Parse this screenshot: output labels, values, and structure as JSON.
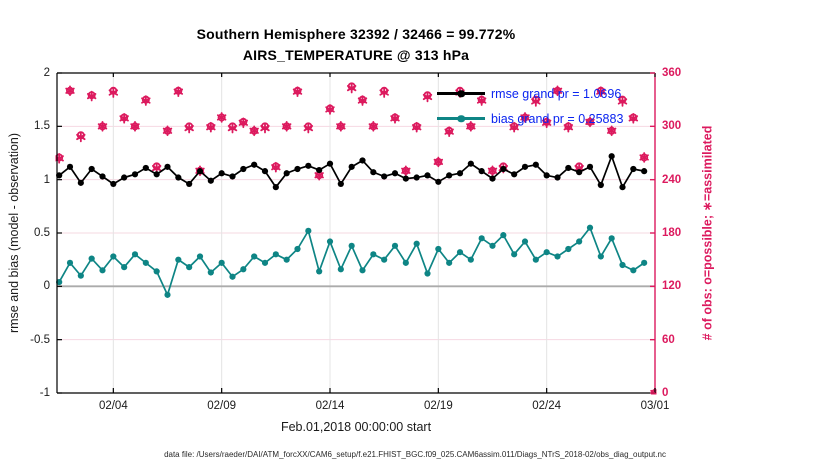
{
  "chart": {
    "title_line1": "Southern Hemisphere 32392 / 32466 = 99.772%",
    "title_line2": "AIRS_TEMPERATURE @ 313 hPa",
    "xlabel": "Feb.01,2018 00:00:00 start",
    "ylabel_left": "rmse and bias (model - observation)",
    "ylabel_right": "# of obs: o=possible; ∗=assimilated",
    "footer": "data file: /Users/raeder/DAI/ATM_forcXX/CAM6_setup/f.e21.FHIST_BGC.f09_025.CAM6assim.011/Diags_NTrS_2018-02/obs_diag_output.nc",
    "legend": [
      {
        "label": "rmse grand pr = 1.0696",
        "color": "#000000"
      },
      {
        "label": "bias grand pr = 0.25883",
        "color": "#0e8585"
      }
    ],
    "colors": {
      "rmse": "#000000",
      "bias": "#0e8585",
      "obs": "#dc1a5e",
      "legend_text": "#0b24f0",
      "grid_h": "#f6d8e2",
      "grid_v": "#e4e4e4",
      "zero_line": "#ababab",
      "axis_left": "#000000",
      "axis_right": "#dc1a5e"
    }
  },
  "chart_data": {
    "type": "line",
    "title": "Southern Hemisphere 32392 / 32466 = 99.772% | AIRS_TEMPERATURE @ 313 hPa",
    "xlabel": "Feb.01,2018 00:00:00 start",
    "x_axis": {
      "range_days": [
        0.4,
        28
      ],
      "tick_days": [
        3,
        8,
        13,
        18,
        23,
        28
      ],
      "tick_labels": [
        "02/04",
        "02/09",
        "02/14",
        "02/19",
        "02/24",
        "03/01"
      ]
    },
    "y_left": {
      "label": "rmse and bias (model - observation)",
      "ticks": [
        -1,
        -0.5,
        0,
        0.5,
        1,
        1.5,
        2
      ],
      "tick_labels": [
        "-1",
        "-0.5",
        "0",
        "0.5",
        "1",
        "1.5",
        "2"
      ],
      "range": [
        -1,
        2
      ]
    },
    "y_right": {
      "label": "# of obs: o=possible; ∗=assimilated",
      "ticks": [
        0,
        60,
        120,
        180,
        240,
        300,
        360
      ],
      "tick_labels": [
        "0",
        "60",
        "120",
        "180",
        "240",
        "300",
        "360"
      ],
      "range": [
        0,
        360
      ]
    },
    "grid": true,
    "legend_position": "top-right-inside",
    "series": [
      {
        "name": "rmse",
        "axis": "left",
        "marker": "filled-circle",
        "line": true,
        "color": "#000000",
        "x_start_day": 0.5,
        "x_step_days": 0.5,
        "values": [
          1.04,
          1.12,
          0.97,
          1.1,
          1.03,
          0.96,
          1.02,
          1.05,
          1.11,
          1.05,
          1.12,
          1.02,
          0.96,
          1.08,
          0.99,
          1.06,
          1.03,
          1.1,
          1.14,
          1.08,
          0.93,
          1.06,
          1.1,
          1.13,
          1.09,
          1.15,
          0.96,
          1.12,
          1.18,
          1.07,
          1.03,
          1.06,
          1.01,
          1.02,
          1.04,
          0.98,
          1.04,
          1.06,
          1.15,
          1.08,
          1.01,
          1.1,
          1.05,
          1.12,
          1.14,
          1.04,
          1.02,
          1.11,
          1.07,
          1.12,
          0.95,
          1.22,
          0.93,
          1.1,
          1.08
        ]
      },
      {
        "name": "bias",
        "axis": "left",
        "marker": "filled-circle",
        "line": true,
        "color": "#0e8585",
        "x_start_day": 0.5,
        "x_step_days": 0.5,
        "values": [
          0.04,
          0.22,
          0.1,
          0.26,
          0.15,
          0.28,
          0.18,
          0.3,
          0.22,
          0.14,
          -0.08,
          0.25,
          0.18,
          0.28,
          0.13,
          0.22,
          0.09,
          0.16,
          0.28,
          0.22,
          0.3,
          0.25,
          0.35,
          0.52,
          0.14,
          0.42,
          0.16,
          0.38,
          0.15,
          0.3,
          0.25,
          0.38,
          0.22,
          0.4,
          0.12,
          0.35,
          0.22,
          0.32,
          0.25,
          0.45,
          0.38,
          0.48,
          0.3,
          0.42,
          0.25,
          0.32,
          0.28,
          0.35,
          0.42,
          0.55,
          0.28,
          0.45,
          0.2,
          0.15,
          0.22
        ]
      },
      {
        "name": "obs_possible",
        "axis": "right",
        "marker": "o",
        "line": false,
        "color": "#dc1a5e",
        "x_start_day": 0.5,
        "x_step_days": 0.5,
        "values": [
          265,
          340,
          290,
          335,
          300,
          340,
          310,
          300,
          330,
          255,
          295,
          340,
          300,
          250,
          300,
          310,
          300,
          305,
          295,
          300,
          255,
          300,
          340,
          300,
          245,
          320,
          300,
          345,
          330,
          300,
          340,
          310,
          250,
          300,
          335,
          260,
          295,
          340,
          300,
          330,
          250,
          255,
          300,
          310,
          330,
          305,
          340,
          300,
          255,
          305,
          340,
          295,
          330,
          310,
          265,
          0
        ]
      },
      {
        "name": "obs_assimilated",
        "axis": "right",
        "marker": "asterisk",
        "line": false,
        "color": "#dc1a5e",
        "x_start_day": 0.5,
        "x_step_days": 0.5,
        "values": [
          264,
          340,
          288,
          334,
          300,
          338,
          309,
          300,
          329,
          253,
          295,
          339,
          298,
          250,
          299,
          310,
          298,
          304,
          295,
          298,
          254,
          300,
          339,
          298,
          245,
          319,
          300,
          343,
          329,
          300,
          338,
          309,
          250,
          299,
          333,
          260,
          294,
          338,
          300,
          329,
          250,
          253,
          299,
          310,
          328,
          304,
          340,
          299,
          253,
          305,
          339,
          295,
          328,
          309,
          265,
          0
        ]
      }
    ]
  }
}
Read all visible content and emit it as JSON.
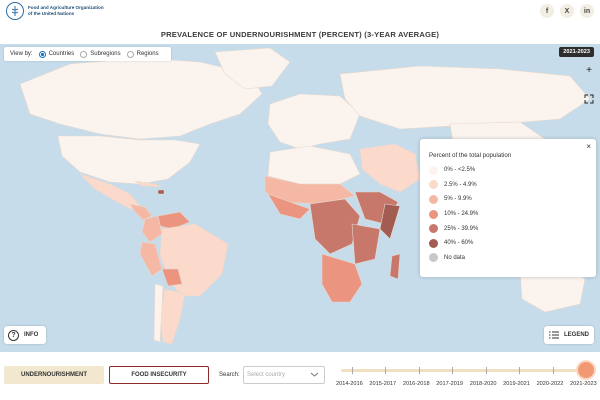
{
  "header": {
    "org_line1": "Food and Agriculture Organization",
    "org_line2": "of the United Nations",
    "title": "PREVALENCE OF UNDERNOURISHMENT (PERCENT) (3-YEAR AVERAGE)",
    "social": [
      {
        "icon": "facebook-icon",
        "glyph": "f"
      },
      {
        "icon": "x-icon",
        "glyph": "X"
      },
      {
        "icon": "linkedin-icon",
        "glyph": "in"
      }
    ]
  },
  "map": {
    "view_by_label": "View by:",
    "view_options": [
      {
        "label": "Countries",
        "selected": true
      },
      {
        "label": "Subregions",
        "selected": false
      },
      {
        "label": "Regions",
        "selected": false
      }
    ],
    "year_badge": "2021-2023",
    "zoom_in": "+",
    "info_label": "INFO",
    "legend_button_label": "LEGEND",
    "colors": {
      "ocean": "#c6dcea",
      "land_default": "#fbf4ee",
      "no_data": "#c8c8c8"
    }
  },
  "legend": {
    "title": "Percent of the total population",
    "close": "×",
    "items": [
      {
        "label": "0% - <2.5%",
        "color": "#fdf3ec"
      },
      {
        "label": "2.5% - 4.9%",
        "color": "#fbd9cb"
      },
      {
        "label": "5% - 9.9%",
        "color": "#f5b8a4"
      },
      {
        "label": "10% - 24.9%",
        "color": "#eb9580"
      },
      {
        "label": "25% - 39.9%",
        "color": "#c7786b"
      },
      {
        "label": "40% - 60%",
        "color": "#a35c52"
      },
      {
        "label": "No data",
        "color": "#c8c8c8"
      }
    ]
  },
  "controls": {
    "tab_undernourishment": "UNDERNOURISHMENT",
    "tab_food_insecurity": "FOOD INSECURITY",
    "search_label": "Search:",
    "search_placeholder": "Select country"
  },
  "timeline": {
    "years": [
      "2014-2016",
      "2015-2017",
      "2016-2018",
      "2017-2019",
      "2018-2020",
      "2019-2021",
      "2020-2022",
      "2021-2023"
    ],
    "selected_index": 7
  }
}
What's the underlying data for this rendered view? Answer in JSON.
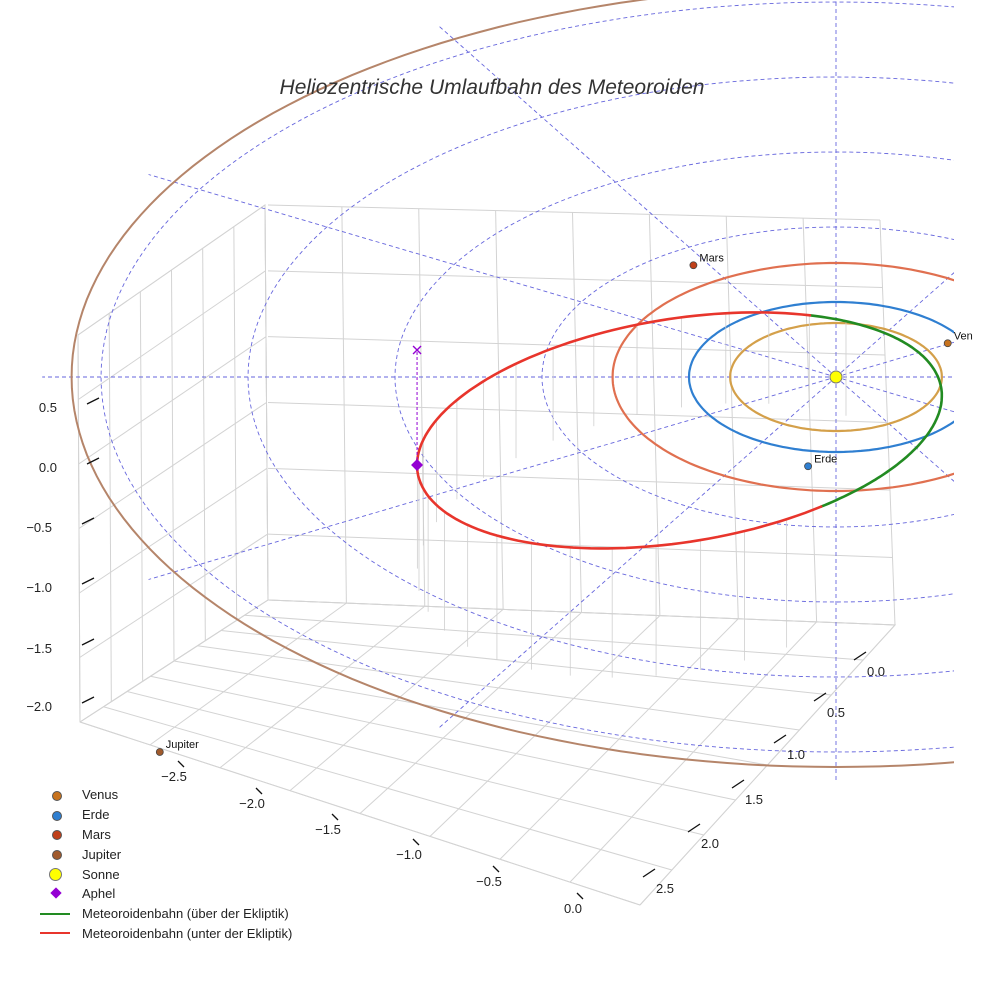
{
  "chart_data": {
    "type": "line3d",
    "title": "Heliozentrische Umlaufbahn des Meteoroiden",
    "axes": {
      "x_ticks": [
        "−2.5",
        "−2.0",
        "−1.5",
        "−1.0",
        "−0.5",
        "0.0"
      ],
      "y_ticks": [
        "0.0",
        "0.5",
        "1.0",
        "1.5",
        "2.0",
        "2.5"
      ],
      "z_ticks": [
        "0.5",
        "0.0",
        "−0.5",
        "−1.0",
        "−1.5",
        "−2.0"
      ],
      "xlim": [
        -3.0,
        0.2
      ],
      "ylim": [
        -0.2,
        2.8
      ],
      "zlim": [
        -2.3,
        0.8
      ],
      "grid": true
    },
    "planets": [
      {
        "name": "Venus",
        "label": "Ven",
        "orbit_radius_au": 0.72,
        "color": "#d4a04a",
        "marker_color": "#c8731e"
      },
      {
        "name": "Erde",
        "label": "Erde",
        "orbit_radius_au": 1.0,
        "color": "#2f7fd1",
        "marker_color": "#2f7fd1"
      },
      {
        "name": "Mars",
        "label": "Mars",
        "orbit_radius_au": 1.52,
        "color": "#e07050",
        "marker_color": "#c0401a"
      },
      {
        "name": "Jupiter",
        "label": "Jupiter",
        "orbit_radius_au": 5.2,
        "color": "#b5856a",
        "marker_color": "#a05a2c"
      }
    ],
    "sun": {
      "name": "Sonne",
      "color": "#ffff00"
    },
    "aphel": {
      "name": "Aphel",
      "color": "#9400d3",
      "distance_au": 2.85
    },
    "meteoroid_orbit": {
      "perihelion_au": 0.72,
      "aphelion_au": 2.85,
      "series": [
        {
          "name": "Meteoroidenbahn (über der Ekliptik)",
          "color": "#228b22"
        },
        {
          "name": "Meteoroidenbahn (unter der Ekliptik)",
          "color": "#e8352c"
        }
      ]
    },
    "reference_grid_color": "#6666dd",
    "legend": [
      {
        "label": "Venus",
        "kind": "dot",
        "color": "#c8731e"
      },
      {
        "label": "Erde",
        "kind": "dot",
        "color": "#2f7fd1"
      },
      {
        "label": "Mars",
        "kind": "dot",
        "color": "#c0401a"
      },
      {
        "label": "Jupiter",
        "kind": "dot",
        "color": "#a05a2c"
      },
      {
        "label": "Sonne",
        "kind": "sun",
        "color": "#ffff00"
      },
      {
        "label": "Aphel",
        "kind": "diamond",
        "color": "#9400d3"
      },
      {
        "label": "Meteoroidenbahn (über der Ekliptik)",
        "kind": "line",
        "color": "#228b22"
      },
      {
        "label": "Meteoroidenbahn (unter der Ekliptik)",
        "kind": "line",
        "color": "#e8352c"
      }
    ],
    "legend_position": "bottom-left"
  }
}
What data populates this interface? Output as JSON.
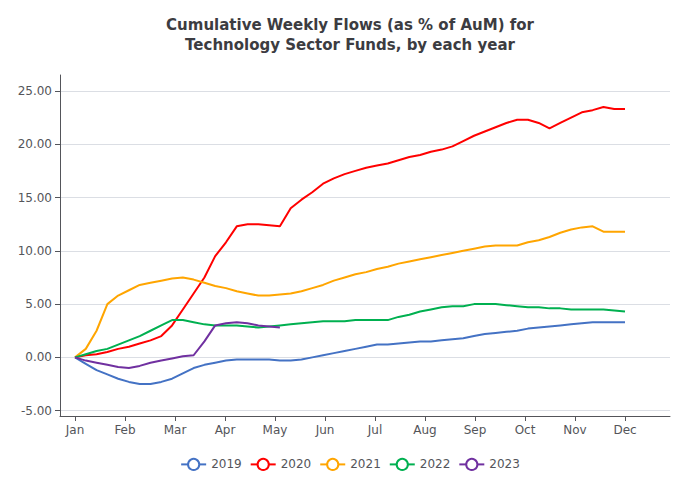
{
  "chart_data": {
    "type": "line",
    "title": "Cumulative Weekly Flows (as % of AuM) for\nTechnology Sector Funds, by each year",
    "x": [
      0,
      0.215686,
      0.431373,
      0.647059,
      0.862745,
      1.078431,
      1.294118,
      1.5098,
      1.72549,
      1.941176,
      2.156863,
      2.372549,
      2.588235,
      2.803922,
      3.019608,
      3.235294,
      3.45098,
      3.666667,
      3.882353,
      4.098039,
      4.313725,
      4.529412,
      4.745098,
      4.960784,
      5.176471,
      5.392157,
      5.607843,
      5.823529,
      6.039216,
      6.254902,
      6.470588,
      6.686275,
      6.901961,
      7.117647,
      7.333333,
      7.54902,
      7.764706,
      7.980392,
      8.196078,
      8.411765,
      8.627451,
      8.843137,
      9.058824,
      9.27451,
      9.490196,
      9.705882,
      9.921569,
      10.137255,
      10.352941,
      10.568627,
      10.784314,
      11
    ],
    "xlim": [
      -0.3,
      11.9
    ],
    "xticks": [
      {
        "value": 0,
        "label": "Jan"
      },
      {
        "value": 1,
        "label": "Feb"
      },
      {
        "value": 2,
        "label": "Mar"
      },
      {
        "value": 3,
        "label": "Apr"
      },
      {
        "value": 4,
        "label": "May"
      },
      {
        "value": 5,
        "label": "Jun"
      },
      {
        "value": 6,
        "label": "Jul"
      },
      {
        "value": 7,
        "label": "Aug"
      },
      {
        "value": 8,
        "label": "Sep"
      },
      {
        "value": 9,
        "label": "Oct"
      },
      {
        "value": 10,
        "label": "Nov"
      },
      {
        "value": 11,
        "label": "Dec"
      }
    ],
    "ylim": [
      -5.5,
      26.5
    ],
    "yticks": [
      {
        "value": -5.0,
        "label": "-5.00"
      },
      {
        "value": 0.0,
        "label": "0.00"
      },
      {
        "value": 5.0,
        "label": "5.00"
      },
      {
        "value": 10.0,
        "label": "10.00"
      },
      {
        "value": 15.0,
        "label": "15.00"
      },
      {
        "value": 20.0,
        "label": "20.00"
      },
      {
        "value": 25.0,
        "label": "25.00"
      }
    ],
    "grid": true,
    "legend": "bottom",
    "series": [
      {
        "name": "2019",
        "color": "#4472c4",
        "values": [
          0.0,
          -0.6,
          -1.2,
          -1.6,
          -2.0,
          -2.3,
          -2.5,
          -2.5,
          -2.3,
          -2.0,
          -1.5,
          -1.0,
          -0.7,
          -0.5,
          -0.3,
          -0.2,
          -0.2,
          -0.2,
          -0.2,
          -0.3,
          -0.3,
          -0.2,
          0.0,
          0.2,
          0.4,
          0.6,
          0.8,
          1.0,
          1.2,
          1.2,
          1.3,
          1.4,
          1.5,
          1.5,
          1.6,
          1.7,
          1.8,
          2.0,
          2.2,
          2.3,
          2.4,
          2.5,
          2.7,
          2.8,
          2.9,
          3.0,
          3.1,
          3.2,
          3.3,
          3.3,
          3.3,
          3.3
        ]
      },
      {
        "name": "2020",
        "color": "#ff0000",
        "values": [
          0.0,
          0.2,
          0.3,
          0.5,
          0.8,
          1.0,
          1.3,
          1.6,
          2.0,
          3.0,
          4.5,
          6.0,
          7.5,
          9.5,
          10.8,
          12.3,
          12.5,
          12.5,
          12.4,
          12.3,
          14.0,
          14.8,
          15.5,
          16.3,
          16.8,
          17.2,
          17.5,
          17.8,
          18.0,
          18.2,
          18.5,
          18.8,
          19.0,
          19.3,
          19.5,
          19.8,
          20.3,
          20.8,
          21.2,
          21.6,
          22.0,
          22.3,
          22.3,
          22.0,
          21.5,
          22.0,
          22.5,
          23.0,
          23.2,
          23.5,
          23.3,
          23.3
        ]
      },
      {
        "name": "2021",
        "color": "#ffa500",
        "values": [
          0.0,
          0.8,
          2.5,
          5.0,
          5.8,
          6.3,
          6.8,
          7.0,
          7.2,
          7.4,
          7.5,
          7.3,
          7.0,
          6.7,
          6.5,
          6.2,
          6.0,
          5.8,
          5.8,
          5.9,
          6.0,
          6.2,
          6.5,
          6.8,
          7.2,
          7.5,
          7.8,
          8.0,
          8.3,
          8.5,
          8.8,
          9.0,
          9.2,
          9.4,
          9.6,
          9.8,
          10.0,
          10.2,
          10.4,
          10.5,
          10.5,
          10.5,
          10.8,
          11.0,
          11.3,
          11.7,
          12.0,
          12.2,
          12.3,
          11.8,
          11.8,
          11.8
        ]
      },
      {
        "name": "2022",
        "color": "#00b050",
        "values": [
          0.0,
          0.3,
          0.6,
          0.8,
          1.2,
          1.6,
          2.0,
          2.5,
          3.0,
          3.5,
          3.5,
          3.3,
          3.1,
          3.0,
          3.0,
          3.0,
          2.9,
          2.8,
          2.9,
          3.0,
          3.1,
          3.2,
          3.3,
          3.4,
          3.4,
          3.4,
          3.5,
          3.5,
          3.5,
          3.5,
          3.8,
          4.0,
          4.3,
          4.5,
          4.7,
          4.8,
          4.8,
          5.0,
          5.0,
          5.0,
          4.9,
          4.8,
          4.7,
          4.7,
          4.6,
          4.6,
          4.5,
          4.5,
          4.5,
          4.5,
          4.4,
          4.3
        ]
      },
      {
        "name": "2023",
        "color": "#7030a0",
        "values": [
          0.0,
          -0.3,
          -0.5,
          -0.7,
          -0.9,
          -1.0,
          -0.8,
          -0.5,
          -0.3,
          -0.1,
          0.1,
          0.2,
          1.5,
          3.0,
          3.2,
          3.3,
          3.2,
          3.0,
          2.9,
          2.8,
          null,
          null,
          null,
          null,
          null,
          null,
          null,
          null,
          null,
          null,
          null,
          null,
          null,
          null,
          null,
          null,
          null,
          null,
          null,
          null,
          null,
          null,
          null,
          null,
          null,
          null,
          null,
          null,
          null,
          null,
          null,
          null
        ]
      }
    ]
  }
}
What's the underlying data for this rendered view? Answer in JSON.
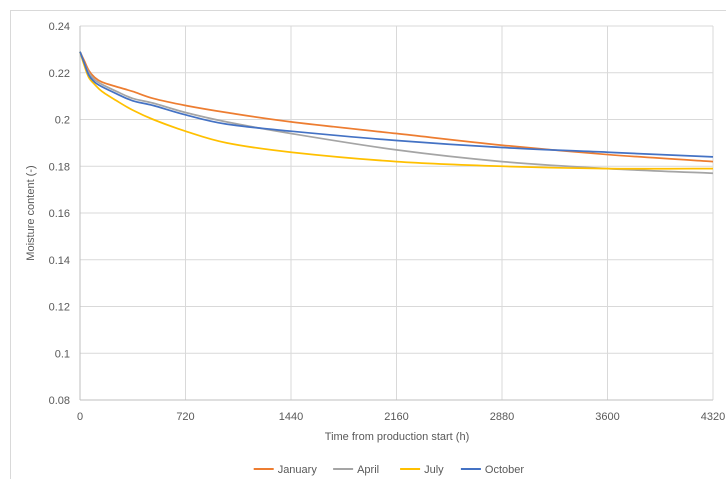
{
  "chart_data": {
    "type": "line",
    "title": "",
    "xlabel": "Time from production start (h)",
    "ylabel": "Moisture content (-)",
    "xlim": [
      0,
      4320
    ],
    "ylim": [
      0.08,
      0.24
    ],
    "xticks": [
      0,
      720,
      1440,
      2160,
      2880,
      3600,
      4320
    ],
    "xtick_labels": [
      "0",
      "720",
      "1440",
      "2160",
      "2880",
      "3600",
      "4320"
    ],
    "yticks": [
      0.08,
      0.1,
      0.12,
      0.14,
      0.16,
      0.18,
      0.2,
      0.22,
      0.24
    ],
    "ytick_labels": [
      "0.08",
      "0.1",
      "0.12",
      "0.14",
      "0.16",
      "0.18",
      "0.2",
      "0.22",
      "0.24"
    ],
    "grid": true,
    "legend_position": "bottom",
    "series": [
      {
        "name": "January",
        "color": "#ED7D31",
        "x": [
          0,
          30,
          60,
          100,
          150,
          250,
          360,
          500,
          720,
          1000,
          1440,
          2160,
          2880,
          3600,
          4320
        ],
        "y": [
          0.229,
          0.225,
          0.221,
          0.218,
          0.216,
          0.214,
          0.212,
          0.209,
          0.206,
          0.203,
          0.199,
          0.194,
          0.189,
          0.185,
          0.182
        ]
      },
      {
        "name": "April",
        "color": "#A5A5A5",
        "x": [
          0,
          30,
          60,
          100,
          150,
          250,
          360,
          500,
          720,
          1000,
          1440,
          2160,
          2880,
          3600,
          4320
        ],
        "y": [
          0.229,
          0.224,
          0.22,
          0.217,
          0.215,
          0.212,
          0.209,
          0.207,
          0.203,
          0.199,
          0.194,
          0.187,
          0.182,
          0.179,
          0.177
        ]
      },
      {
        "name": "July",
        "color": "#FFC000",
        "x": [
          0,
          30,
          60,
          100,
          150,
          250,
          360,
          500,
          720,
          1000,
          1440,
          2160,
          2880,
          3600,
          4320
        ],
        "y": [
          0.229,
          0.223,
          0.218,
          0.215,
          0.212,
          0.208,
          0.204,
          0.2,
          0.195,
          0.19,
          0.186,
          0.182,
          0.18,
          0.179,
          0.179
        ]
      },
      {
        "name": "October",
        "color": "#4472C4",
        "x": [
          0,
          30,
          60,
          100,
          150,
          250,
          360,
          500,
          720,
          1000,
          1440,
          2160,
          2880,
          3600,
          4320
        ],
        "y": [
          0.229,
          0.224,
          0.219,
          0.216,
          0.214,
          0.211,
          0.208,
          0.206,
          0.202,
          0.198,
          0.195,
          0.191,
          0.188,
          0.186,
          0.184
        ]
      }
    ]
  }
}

++++++++++

## Exercise brief
Using the records above, gather all lines where the string "grand" is present.

## Answer to the problem
        "label": "rmse grand pr = 1.0696",
        "label": "bias grand pr = 0.25883",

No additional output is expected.